Direction —
Collect every line that includes the string "details".

--- Input for this task ---

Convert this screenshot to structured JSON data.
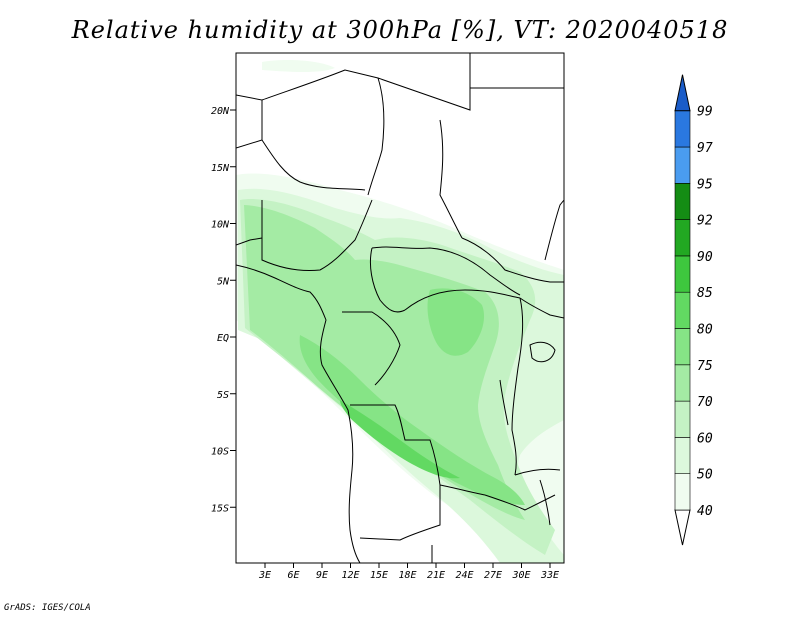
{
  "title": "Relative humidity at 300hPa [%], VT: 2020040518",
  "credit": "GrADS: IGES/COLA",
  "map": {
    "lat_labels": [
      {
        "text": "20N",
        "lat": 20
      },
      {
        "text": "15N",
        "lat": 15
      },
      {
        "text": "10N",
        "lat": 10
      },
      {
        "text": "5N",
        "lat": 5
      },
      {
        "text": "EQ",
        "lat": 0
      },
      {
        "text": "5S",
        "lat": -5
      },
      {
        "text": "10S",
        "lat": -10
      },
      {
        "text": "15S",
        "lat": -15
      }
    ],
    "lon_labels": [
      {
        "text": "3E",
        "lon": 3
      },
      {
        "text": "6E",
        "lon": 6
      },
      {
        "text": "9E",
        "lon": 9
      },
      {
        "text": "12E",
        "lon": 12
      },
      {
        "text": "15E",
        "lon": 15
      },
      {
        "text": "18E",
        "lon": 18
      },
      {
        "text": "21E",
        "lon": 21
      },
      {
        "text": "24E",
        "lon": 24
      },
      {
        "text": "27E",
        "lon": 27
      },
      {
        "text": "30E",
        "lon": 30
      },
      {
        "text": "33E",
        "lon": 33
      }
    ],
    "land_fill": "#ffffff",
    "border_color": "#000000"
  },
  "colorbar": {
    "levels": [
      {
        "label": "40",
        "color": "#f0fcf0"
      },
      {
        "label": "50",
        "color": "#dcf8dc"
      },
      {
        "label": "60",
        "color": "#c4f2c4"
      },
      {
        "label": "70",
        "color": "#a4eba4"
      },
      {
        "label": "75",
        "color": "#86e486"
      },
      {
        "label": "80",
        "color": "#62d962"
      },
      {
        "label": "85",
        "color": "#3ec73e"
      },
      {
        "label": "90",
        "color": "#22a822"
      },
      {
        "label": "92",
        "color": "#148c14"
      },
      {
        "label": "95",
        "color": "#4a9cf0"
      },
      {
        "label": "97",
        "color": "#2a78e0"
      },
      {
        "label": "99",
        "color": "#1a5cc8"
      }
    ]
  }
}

---
--- Input for this task ---

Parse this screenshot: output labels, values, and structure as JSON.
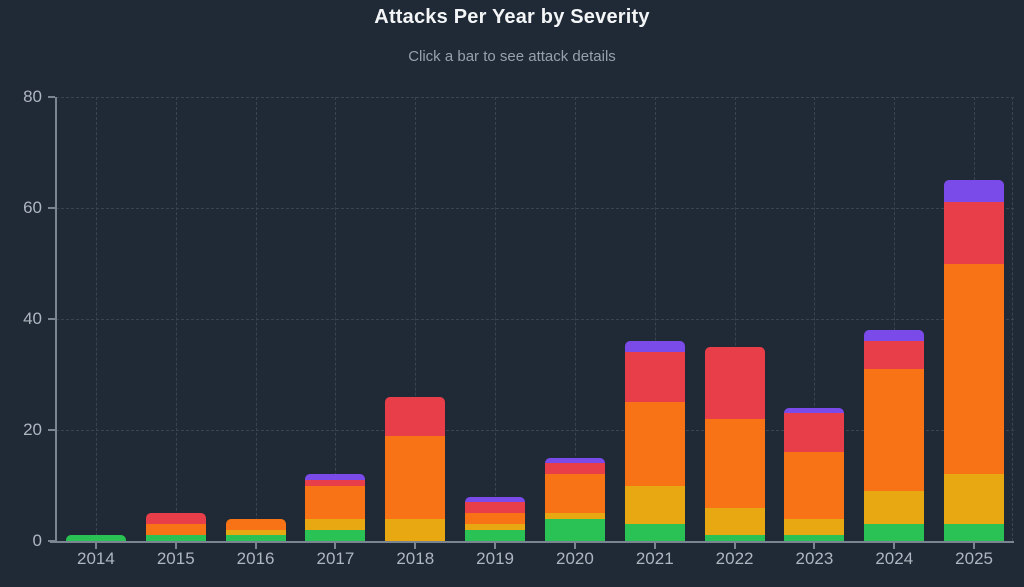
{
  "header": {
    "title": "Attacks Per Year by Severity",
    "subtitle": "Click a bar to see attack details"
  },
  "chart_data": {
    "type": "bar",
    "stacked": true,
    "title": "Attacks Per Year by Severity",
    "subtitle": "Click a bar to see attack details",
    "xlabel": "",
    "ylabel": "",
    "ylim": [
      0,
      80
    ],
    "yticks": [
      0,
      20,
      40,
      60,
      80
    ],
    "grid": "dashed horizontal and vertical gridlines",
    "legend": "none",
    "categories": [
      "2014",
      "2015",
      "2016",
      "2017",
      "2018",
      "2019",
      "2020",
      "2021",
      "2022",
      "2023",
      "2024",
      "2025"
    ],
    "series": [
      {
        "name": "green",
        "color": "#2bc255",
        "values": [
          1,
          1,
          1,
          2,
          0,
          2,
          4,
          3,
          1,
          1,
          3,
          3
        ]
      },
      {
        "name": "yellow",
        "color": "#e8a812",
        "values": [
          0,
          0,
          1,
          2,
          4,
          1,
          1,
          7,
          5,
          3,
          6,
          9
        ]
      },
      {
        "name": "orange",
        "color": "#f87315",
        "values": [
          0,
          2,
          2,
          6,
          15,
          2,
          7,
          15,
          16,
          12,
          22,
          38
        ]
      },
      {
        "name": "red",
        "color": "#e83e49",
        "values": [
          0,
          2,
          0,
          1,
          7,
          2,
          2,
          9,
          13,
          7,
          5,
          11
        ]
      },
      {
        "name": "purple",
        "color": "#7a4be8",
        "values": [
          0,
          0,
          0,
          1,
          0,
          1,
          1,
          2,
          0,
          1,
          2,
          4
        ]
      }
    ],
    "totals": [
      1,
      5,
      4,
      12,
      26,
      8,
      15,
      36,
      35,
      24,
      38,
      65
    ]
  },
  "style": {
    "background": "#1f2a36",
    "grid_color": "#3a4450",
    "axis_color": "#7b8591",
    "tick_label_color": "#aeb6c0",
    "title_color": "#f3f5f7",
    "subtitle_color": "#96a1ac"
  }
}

---
--- Input for this task ---

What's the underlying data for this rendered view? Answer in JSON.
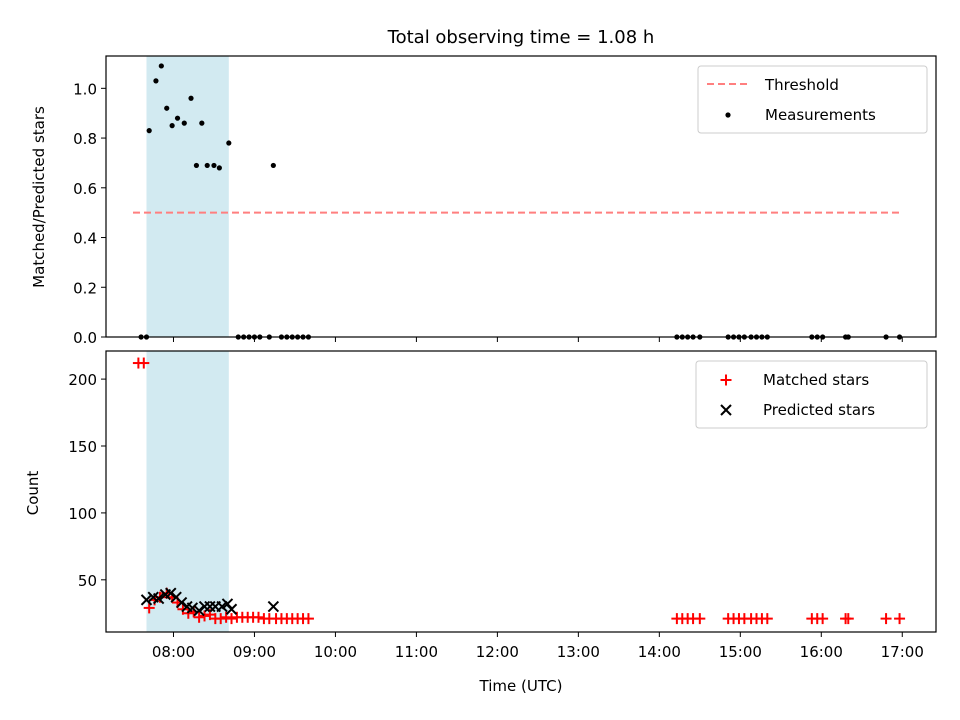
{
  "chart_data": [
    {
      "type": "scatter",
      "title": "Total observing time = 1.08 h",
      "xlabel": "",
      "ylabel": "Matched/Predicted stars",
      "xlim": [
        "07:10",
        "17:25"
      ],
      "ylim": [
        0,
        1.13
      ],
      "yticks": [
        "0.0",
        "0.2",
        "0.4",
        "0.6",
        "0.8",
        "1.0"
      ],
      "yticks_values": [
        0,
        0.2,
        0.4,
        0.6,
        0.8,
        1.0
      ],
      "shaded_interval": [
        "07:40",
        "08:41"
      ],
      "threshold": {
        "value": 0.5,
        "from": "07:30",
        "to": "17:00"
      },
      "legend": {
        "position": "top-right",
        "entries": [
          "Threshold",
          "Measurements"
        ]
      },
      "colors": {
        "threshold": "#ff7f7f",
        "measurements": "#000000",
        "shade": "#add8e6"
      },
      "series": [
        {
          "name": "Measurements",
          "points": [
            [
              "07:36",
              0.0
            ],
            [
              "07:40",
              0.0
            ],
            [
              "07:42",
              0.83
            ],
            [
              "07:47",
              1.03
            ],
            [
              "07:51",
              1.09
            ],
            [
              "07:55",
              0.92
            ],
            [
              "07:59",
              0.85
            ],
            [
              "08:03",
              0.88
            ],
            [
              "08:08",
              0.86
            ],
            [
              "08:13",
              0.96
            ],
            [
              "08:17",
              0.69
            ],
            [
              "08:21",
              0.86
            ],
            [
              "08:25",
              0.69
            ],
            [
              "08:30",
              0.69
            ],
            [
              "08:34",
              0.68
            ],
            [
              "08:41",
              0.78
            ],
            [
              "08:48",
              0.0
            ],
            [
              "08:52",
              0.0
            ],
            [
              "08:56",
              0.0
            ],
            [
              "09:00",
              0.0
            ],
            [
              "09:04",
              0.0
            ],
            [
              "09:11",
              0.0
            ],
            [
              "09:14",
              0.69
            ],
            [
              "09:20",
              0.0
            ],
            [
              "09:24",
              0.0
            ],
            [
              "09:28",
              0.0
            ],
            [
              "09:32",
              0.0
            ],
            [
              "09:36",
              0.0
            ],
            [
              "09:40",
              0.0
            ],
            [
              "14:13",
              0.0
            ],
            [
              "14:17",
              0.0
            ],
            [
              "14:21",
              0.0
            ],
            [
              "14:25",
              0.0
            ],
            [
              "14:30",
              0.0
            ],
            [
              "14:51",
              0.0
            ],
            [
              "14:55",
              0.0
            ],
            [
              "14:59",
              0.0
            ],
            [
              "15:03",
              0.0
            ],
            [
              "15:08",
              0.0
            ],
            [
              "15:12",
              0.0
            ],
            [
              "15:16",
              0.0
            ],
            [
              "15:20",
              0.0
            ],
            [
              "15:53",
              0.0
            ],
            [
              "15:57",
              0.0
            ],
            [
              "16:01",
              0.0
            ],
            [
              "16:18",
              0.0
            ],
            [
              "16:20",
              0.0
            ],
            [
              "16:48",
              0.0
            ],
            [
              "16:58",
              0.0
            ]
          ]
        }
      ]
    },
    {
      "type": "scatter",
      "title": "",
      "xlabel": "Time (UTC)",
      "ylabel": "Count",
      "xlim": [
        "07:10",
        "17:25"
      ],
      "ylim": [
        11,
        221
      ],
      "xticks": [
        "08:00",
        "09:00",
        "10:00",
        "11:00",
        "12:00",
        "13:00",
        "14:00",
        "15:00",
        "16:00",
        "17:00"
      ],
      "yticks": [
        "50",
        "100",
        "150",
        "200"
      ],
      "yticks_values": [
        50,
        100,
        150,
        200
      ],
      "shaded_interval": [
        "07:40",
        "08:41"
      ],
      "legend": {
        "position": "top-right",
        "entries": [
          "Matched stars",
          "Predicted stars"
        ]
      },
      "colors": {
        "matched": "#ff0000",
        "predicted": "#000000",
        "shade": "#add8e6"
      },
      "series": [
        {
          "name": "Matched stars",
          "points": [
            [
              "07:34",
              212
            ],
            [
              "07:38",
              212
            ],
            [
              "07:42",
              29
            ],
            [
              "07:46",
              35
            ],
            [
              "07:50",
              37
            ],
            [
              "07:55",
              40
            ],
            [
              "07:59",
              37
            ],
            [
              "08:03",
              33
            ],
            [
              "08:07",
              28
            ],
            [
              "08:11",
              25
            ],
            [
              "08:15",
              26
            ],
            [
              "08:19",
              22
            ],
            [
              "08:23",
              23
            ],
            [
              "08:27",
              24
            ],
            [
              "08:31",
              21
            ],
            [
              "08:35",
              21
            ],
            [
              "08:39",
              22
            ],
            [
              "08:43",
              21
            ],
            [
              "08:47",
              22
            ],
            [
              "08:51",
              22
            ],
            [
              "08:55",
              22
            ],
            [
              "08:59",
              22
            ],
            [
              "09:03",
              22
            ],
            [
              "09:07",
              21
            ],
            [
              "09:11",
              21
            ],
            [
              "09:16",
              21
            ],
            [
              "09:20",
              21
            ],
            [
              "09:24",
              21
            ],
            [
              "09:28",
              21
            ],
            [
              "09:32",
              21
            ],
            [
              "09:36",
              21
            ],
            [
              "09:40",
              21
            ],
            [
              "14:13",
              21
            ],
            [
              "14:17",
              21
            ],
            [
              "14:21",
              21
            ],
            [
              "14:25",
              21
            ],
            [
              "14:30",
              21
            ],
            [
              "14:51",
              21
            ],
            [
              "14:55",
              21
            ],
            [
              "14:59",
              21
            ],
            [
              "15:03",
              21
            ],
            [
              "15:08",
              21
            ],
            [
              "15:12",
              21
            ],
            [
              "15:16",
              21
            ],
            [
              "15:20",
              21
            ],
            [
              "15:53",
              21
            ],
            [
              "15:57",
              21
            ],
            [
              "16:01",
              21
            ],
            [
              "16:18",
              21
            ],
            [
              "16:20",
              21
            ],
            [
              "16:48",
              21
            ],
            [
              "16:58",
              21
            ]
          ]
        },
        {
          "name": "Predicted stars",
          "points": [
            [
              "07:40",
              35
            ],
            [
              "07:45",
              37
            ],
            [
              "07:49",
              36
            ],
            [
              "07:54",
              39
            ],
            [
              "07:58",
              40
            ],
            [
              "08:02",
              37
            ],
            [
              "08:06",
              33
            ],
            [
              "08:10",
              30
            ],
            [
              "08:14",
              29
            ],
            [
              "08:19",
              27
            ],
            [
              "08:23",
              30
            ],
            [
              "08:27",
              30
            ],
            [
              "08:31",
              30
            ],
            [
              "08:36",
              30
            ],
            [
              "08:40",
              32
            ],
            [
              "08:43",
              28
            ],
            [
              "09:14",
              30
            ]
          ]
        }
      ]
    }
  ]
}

---

Written answer —
    "subtitle": "Click a bar to see attack details"
    "subtitle": "Click a bar to see attack details",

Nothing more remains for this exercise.